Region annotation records
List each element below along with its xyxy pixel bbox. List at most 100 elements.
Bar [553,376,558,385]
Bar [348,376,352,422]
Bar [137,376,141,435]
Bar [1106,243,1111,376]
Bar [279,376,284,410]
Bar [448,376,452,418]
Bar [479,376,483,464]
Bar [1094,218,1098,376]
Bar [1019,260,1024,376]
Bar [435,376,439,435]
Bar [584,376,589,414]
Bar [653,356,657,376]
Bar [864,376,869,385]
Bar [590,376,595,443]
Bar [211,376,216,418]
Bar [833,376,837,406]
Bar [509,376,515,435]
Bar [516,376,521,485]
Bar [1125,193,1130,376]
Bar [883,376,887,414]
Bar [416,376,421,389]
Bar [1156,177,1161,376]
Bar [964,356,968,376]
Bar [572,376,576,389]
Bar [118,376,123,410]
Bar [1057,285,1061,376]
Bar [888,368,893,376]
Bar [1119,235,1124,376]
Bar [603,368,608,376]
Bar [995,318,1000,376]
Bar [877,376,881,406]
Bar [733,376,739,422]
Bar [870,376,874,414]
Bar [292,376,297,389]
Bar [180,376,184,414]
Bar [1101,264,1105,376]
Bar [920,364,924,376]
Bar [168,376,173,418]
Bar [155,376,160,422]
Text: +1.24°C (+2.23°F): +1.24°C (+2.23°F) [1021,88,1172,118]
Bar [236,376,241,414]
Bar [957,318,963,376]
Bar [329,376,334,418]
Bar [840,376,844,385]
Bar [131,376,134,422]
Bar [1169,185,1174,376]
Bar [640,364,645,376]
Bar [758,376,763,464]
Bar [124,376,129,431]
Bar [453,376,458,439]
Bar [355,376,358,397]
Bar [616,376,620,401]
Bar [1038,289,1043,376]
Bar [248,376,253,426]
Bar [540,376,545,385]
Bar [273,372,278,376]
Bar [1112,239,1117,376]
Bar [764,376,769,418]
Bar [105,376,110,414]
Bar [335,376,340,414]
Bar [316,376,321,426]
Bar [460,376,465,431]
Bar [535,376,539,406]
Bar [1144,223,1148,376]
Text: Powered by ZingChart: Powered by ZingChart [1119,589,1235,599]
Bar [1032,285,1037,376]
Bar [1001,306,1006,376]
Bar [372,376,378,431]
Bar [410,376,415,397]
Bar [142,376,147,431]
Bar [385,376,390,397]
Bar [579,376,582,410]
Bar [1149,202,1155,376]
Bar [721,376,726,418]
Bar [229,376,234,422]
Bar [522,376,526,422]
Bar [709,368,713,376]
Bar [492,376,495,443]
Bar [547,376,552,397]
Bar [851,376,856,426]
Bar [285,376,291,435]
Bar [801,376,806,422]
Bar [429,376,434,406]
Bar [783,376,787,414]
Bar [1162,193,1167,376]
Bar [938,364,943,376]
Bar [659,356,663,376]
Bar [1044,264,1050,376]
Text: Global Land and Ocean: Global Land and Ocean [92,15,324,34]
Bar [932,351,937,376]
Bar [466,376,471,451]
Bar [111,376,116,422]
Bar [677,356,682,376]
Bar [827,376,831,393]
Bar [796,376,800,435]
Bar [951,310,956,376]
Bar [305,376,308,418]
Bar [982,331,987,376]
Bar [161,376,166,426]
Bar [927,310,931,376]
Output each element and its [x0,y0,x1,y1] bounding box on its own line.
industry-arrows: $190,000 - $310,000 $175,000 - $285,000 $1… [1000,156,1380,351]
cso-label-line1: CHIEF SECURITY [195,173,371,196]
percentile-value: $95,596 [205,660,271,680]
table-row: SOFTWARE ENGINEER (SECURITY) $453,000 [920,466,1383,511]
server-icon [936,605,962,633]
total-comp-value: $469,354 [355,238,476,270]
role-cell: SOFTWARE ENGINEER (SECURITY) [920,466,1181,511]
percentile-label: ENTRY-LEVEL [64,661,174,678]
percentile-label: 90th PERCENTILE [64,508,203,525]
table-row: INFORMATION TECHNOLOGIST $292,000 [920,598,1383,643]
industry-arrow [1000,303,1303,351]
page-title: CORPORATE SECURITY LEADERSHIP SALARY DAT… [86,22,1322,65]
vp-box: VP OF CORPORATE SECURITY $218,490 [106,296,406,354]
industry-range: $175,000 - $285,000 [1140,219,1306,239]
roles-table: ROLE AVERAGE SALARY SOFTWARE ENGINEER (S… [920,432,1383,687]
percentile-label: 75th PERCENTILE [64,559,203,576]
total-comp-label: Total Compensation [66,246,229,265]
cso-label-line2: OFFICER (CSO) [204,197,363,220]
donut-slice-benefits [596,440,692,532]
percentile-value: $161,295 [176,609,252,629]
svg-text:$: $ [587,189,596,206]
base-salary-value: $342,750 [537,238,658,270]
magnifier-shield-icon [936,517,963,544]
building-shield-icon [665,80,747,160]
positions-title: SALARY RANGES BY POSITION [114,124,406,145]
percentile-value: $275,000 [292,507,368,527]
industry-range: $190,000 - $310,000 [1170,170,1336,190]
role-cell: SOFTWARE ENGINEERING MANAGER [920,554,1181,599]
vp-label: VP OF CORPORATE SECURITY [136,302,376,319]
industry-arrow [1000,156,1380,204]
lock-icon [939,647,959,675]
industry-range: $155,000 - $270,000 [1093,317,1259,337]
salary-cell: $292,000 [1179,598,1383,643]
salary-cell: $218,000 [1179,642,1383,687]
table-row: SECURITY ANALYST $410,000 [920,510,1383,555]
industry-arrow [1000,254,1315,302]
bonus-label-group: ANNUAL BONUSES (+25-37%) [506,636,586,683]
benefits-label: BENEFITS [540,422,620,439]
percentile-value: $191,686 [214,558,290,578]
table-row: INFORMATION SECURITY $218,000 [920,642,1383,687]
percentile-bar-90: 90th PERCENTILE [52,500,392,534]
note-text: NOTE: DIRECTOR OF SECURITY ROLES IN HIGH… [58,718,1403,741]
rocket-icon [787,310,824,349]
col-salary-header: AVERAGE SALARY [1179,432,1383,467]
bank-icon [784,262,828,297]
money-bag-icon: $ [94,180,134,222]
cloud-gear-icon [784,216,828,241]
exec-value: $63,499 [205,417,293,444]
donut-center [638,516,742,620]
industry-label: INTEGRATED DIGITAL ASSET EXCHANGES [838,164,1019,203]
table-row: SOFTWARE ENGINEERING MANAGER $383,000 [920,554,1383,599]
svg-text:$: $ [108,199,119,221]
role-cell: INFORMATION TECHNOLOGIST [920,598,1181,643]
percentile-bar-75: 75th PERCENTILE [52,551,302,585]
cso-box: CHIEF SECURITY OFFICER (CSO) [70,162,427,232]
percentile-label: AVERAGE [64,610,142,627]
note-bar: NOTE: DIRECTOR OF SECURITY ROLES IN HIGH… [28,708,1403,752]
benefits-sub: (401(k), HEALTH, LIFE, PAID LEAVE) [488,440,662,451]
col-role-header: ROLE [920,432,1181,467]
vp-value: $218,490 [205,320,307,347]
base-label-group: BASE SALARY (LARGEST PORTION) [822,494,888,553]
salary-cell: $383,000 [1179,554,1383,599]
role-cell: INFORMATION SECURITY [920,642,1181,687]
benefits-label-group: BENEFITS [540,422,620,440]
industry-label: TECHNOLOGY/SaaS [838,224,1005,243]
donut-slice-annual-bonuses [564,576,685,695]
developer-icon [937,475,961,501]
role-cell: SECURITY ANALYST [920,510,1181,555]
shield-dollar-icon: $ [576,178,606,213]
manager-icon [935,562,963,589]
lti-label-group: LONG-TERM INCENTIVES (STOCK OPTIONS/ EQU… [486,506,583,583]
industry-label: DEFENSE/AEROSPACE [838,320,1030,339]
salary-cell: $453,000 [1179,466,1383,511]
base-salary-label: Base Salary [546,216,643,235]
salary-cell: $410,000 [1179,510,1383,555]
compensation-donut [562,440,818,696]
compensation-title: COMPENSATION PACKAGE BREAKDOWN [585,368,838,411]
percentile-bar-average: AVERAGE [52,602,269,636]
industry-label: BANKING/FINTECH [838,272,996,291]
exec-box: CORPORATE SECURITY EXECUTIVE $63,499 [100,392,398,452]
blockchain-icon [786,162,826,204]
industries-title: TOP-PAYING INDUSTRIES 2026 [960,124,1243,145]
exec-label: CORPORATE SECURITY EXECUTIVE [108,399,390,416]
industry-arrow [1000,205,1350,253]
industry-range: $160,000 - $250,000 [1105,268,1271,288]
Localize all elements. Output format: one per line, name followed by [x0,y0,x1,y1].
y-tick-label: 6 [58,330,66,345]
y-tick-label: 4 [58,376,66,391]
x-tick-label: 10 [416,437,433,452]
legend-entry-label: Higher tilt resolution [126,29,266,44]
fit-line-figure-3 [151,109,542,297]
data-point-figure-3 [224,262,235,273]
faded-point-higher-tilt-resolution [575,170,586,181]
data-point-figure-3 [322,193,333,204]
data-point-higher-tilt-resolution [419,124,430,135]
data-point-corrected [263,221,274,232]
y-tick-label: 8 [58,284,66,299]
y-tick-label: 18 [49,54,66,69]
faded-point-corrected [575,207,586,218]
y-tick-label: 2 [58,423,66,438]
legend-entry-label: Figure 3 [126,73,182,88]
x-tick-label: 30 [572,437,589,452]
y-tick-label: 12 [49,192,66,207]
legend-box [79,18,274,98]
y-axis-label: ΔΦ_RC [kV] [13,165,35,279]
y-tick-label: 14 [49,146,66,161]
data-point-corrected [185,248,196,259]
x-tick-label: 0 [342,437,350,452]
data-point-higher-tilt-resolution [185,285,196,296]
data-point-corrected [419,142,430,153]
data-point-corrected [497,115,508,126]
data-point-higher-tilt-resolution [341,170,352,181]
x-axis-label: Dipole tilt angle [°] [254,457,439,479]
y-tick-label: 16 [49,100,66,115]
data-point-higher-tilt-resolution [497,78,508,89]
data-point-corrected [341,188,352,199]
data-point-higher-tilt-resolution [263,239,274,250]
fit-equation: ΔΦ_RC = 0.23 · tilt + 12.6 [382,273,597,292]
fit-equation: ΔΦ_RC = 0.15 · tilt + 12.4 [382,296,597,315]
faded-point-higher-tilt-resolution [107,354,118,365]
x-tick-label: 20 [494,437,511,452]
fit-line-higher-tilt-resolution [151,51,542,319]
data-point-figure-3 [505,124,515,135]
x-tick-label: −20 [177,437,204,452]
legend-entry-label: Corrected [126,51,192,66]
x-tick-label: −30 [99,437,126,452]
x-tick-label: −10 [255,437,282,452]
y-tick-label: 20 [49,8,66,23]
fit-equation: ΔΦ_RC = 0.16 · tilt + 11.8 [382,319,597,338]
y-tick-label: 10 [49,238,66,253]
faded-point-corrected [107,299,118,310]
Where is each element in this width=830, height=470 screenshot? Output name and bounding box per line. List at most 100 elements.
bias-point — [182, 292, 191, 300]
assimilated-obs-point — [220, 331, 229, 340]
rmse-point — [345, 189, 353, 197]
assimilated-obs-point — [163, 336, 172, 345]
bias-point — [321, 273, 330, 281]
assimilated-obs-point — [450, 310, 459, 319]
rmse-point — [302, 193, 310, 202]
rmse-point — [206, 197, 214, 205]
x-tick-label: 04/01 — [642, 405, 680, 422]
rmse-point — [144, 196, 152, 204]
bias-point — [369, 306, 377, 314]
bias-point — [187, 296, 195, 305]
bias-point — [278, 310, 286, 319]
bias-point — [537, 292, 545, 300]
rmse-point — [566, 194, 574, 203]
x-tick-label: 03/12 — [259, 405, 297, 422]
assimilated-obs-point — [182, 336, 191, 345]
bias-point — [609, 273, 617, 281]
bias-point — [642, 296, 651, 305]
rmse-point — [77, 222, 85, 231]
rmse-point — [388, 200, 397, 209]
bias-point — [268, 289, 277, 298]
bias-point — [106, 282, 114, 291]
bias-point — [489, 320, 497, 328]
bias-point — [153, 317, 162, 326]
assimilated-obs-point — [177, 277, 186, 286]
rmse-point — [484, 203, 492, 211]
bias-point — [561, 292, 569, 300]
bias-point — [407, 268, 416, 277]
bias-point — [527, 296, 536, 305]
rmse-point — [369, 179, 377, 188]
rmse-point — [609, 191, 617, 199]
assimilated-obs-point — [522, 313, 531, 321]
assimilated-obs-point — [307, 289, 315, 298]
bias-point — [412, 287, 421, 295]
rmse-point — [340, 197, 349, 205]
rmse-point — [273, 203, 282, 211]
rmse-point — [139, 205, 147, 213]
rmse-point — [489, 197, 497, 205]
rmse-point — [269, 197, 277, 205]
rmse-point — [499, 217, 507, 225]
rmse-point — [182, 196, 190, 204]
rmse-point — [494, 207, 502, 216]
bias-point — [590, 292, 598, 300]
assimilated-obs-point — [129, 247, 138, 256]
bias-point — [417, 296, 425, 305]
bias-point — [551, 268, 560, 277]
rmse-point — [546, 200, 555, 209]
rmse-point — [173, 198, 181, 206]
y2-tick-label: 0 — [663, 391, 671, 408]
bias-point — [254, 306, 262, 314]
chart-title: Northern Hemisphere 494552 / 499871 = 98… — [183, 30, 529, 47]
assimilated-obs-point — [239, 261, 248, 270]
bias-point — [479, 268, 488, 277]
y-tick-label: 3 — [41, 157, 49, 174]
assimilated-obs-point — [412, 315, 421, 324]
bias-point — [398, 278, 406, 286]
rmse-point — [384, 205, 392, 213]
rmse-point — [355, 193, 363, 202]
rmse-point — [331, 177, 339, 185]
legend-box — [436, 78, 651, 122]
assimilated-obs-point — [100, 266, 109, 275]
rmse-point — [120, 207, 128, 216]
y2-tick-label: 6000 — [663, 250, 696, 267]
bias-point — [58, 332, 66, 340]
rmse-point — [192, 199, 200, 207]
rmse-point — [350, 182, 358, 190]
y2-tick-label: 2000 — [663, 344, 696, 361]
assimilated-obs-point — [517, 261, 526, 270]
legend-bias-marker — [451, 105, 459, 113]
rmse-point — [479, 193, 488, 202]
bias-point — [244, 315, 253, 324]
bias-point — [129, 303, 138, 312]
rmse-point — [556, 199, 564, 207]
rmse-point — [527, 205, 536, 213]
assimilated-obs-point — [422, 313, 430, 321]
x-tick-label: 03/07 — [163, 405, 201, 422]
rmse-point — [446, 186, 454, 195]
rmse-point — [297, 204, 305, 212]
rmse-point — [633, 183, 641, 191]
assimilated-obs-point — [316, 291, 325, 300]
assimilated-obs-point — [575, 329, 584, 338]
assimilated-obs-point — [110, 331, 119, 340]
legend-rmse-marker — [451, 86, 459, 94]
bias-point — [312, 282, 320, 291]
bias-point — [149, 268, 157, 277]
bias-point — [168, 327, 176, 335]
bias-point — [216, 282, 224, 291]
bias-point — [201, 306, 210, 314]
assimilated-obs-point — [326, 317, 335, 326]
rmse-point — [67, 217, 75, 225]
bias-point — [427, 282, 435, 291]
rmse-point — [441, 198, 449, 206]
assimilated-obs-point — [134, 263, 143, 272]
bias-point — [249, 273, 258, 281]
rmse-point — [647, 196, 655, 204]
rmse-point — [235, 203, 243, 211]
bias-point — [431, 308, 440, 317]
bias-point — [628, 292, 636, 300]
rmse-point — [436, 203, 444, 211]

» Instructions for the task: Rewrite the entries from their first line through the line containing "Bar [957,318,963,376]", inclusive, replacing every "Bar" with "Column" and leaving everything else unchanged.

» Problem solution:
List each element below along with its xyxy pixel bbox. List at most 100 elements.
Column [553,376,558,385]
Column [348,376,352,422]
Column [137,376,141,435]
Column [1106,243,1111,376]
Column [279,376,284,410]
Column [448,376,452,418]
Column [479,376,483,464]
Column [1094,218,1098,376]
Column [1019,260,1024,376]
Column [435,376,439,435]
Column [584,376,589,414]
Column [653,356,657,376]
Column [864,376,869,385]
Column [590,376,595,443]
Column [211,376,216,418]
Column [833,376,837,406]
Column [509,376,515,435]
Column [516,376,521,485]
Column [1125,193,1130,376]
Column [883,376,887,414]
Column [416,376,421,389]
Column [1156,177,1161,376]
Column [964,356,968,376]
Column [572,376,576,389]
Column [118,376,123,410]
Column [1057,285,1061,376]
Column [888,368,893,376]
Column [1119,235,1124,376]
Column [603,368,608,376]
Column [995,318,1000,376]
Column [877,376,881,406]
Column [733,376,739,422]
Column [870,376,874,414]
Column [292,376,297,389]
Column [180,376,184,414]
Column [1101,264,1105,376]
Column [920,364,924,376]
Column [168,376,173,418]
Column [155,376,160,422]
Text: +1.24°C (+2.23°F): +1.24°C (+2.23°F) [1021,88,1172,118]
Column [236,376,241,414]
Column [957,318,963,376]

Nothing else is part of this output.